- _EXERCISE TEXT_
Segment Open

The business this year morphed into Delivery Guys Apps (DG Apps for short). Dominican Food App, which rolled out in June, is the first of what Tejada envisions as a string including Mexican Food App, Colombian Food App, and more in multiple cities.

With the post-pandemic return to normal, “we saw how broken the restaurant delivery system is,” and how hard it is for small independent restaurants to get consumer attention from apps dominated by high-volume chains, Tejada said.

“And we don’t have all the [delivery and technical] capabilities of DoorDash or Uber, so now we partner with them and focus where we can have the greatest impact and do it more efficiently,” batching orders for empanadas and other high-volume items so they are less expensive to deliver individually and more attractive to the big services.

To deliver in Center City and nearby neighborhoods, Tejada’s teams make their thousands of empanadas and other items to fill orders from the kitchens at Don Pedro’s and call in delivery services to send them in fast batches.

Farther from the kitchen — across much of Philadelphia, and elsewhere in Pennsylvania, New Jersey, the New York area, Delaware, and other states — app customers have their orders filled from a network of hundreds of participating neighborhood restaurants.

”This app is a good thing for us — people love it,” said José Marrero, owner of Caribbean Express Grill on Federal Street in East Camden. “Every 20 minutes I get an order from the app. It adds to my business,” even with the delivery charge, which Tejada says varies with distance but is typically less than the big services.

“I sell rice and beans, quesadillas, and everything on the app’s menu,” said Marrero, a 40-year Camden resident, who also owns the nearby Nightclub Dubai. “They have clients I don’t have. There’s been zero problems.”

Mercedes Abad, who owns the Delicias del Paladar restaurant on Maryland Avenue in Wilmington, said: “We’ve seen a rise in business with the app. I don’t have much space, but I can use these extra take-out orders. Empanadas are Number One for the app users. Also roast chicken, oven-cooked ribs, pepper steak.” She said fish dishes are less likely to turn up on app orders.

“I get 35 to 40 orders from the app, on a good day,” said José Luis Reynoso, who spent years as a chef in Europe before expanding his Alta Cocina food truck into a sit-down restaurant at Fifth and Cumberland Streets in North Philadelphia last year. “Rice and red beans, empanadas, mofongo with chicharrones, they order the full variety.”

Tejada says his goal is to make it less expensive to collect and deliver orders from his own kitchen and those of independent restaurants. “For independent restaurants, the delivery industry is broken,” he said. “Here we have a solution that can scale for them.”

He’s recruiting ambitious home cooks to add products to the menu: “Here we have a food lab. We can run taste tests. If you sell a good cupcake or tamales, we can give you a kitchen to make it. We don’t have to charge you. We put your products in our network” and split the sales income.

Pedro Rodriguez, who runs the coffee business named for him, said the food orders have boosted his take-out coffee sales. He also offers a coffee-counter “delivery drivers’ special”: two empanadas and a drink in a brown bag for $5. “Es lo chulo de esto” — it’s the beauty of this thing — to be able to send coffee and food together, Rodriguez added, laughing.

Tejada says hundreds of businesses have added the app. “We want to work with Cubans, too. We have been hiring some great brand managers,” he said, including Lina Bono, who runs the Dominican brand, and spotlights a restaurant that uses the app every month to spread the word. In August it was Turismo in Allentown.

Independent restaurants welcome the tech support, Tejada added. “We bring them expertise and feedback. A lot of first-time owners are home cooks. They add their special spices that the customer might not want.”

Even many small restaurants now have web addresses, or at least Facebook fan pages. “But it’s tough,” Tejada said. He cited one restaurant owner, who found search-engine optimization consultants far more expensive than he could afford, and contrasted it with familiar seasoning: “‘I don’t use SEO, I use adobo.’ So we become their tech partner.”

Segment Closed

- _WORK ORDER 1_
In the delivery app article, why does Tejada's business batch orders for empanadas and other high-volume items? Answer in one to three sentences.
- _WORK ORDER 2_
Retype the stretch of the delivery app article from "With the post-pandemic" through "chains, Tejada said.".

- _SOURCE DATA_
Segment Open

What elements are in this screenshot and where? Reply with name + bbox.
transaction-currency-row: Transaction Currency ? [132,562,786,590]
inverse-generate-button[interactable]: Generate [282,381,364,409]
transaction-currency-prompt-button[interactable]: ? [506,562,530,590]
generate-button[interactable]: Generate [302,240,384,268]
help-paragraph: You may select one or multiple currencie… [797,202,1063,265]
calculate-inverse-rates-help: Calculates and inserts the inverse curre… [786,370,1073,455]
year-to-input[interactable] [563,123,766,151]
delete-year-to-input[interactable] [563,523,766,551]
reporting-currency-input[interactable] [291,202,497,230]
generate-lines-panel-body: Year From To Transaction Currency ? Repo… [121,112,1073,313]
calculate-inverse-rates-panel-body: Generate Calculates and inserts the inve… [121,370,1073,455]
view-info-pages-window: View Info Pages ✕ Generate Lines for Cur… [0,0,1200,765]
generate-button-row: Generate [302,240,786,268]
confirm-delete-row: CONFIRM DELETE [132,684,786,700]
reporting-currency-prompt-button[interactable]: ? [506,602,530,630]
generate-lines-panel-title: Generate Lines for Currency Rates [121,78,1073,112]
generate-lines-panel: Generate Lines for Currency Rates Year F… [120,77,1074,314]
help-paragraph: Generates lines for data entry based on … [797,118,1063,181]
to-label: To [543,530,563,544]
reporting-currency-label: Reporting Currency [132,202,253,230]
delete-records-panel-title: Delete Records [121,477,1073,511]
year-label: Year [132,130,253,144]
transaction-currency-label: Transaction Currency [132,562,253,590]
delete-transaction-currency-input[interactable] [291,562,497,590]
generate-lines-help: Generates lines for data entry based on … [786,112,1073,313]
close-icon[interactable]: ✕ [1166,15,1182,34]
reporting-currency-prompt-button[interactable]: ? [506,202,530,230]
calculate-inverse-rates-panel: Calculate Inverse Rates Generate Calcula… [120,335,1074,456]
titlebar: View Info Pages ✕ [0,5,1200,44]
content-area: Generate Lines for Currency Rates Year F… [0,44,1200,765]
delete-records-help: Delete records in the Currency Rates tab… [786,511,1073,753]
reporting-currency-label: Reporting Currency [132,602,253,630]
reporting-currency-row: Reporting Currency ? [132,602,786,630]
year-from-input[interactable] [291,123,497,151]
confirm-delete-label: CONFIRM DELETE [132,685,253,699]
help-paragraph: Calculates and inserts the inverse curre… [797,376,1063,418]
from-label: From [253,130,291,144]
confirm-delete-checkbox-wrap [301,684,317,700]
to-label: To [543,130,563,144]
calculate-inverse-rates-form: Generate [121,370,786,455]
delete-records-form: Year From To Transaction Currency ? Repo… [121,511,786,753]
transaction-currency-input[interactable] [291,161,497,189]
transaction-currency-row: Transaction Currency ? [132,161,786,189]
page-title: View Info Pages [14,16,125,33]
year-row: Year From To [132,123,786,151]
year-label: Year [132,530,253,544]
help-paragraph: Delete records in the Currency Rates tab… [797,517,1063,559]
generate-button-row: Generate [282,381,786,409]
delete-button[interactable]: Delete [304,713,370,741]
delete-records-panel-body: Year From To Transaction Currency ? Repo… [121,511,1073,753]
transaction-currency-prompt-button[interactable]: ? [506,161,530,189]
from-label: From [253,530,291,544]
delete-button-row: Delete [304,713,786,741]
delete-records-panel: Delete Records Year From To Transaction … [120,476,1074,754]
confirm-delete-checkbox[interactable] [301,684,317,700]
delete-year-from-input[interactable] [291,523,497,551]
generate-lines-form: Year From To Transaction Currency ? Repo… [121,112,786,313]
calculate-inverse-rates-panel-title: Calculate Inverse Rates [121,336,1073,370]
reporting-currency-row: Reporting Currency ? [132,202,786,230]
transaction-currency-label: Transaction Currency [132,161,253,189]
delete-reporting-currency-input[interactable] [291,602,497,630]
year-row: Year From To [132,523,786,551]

Segment Closed

- _WRITTEN REPLY 1_
Batching makes the items less expensive to deliver individually and more attractive to the big delivery services. The business works with those services because it lacks the delivery and technical capabilities of DoorDash or Uber.

- _WRITTEN REPLY 2_
With the post-pandemic return to normal, “we saw how broken the restaurant delivery system is,” and how hard it is for small independent restaurants to get consumer attention from apps dominated by high-volume chains, Tejada said.